→ **Task**
Starting with the first line and stopping after the one containing "The energy storage 150 is at (433, 565).", convert the lines into a two-column CSV headed text and answer. Each row takes a "Patent image size" line in text and the lines following it in answer, with each field quoted and any line breaks replaced by spaces.

→ **Records supplied**
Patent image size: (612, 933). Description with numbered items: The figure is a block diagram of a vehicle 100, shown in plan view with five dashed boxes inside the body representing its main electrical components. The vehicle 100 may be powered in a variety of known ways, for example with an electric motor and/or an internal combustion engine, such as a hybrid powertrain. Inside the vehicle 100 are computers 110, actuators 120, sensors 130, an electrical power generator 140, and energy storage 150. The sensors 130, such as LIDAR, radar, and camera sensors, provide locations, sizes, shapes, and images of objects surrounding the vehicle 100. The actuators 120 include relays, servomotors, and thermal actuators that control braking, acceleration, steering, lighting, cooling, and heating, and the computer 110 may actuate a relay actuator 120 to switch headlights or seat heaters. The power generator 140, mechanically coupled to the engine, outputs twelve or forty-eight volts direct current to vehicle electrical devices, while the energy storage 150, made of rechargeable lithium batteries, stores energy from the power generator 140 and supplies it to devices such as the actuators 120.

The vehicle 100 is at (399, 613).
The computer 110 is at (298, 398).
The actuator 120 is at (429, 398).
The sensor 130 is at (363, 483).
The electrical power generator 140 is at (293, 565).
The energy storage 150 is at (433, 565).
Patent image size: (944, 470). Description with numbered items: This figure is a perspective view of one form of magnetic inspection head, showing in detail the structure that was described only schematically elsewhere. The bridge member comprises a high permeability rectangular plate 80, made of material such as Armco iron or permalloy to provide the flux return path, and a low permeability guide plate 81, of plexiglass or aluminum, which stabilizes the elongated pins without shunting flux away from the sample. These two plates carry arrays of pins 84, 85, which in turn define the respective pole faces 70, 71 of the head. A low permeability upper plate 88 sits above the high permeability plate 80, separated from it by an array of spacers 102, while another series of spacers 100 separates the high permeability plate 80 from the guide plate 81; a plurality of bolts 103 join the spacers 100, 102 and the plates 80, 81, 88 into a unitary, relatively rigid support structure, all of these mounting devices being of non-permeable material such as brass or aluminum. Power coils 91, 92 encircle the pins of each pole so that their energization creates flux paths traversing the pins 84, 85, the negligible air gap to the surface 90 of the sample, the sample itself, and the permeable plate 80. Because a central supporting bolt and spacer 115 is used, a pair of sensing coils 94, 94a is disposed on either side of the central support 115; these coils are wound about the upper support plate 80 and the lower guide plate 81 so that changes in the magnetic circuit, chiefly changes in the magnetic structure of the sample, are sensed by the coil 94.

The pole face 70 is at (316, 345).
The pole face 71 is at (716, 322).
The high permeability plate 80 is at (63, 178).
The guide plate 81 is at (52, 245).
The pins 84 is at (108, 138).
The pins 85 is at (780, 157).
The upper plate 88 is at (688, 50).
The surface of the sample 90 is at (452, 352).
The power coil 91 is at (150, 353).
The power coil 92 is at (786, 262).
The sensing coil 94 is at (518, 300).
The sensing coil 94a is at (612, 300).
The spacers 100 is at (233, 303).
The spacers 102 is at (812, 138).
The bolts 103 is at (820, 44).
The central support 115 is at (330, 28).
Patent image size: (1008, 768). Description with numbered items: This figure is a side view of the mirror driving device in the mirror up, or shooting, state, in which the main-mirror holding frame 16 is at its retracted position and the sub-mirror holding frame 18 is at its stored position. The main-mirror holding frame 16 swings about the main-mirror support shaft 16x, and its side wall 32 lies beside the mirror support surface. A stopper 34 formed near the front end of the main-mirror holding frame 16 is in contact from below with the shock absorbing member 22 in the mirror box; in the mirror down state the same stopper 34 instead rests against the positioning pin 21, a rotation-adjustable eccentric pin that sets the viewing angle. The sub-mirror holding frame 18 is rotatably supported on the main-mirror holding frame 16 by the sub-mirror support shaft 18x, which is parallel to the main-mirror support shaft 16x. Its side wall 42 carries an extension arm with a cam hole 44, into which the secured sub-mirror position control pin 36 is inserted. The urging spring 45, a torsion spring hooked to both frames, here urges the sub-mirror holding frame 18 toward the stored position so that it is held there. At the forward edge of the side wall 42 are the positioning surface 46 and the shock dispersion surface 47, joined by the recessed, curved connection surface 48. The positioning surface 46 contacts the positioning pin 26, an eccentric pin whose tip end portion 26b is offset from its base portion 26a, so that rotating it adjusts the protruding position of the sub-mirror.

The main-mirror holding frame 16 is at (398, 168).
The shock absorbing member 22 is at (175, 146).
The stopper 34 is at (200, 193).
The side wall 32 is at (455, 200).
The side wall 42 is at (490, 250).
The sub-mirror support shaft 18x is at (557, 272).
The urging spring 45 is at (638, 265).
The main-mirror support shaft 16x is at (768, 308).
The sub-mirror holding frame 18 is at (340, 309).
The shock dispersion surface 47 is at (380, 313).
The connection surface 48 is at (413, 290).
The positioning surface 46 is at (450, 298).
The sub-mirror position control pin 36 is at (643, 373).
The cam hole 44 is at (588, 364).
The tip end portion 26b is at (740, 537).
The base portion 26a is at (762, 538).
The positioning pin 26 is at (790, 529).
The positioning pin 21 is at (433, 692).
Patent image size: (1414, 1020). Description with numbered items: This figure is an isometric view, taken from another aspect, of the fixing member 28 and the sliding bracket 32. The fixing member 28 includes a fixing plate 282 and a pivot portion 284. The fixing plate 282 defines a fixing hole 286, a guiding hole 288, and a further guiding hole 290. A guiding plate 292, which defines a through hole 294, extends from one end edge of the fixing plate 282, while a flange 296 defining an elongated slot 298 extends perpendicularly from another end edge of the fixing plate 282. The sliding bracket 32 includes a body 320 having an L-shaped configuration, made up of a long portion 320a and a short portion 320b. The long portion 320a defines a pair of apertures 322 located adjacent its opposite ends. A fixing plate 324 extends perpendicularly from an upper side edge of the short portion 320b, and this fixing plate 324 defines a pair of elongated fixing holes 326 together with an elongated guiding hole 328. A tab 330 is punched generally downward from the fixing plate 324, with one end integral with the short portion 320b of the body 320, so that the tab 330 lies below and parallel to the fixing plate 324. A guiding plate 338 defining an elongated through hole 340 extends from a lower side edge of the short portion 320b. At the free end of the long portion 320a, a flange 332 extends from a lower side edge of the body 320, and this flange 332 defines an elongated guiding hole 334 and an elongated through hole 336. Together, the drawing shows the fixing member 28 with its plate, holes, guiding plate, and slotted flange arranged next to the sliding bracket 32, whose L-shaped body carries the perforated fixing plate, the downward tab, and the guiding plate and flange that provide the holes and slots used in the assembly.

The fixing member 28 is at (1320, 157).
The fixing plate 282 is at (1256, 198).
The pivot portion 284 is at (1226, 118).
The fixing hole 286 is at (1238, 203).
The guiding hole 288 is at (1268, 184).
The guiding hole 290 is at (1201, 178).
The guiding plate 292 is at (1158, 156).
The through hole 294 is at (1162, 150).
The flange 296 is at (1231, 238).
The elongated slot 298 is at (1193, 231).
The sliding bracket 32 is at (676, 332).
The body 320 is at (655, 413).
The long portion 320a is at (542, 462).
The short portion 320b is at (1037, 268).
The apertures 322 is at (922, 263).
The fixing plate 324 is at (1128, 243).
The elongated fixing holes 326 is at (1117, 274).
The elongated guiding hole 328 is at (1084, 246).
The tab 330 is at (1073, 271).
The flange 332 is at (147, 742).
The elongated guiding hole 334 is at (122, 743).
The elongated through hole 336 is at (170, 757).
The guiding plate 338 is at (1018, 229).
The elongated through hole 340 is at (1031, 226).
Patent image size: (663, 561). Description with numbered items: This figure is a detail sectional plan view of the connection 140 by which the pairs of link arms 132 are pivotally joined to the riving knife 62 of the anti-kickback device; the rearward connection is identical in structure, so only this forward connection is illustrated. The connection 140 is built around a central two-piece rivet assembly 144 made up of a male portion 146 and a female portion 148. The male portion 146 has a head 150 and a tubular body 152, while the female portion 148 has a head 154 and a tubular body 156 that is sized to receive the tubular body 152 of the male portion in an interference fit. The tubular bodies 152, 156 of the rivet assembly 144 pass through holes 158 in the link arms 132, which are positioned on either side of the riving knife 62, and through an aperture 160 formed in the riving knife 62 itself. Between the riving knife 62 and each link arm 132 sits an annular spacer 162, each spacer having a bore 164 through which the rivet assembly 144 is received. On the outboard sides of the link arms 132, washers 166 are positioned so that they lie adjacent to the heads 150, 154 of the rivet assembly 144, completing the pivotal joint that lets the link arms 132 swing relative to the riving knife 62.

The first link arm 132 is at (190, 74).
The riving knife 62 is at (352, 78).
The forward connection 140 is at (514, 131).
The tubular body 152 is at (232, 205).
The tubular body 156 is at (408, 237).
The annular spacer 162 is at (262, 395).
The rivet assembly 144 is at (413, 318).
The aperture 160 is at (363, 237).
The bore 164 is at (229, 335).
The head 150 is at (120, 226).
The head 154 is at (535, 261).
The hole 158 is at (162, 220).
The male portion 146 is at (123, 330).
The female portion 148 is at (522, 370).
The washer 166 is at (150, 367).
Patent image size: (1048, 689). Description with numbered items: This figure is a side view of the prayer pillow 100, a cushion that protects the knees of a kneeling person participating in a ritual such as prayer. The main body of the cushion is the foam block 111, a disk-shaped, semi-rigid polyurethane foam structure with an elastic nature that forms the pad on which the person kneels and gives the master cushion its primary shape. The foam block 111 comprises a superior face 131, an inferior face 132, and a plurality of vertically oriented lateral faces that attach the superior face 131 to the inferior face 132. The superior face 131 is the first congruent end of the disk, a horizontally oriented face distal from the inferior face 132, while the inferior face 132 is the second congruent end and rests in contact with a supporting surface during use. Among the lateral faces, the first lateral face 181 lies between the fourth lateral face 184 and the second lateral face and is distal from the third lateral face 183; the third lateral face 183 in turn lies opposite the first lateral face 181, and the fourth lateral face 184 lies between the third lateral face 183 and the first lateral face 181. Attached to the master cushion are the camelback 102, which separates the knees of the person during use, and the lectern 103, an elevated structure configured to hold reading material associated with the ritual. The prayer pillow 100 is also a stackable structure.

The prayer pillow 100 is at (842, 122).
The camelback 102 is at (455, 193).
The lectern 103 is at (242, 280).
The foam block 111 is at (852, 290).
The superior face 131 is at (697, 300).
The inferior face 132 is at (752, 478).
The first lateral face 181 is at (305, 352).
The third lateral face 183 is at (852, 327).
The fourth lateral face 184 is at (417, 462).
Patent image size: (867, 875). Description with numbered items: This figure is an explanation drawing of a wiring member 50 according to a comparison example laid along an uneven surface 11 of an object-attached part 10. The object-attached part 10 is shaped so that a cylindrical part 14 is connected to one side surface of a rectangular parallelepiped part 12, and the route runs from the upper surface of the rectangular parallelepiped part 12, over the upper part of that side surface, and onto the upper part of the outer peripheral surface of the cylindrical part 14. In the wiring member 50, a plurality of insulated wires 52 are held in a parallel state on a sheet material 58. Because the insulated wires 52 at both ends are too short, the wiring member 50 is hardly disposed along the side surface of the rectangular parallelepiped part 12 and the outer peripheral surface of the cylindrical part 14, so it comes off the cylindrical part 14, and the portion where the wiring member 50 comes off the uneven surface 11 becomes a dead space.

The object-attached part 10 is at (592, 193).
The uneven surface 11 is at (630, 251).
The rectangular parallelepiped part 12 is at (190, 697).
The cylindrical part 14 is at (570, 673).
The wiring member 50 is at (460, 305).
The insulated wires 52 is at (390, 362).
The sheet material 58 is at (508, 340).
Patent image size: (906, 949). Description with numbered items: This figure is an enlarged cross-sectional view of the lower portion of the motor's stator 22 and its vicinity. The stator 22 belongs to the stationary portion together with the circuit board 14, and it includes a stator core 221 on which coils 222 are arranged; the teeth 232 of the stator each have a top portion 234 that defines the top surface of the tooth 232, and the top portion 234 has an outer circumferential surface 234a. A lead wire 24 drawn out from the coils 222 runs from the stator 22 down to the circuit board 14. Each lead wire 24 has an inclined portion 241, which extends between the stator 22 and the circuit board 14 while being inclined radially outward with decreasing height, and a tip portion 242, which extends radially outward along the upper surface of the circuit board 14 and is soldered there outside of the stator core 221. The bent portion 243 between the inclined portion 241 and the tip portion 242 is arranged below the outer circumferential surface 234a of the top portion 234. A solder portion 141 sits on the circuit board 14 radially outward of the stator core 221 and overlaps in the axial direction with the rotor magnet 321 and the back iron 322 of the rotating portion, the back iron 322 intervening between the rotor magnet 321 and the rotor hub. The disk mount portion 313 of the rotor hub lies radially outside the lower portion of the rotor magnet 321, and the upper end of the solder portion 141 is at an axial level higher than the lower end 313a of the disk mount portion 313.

→ **Solution to this exercise**
text,answer
"Patent image size: (612, 933). Description with numbered items: The figure is a block diagram of a vehicle 100, shown in plan view with five dashed boxes inside the body representing its main electrical components. The vehicle 100 may be powered in a variety of known ways, for example with an electric motor and/or an internal combustion engine, such as a hybrid powertrain. Inside the vehicle 100 are computers 110, actuators 120, sensors 130, an electrical power generator 140, and energy storage 150. The sensors 130, such as LIDAR, radar, and camera sensors, provide locations, sizes, shapes, and images of objects surrounding the vehicle 100. The actuators 120 include relays, servomotors, and thermal actuators that control braking, acceleration, steering, lighting, cooling, and heating, and the computer 110 may actuate a relay actuator 120 to switch headlights or seat heaters. The power generator 140, mechanically coupled to the engine, outputs twelve or forty-eight volts direct current to vehicle electrical devices, while the energy storage 150, made of rechargeable lithium batteries, stores energy from the power generator 140 and supplies it to devices such as the actuators 120.","The vehicle 100 is at (399, 613). The computer 110 is at (298, 398). The actuator 120 is at (429, 398). The sensor 130 is at (363, 483). The electrical power generator 140 is at (293, 565). The energy storage 150 is at (433, 565)."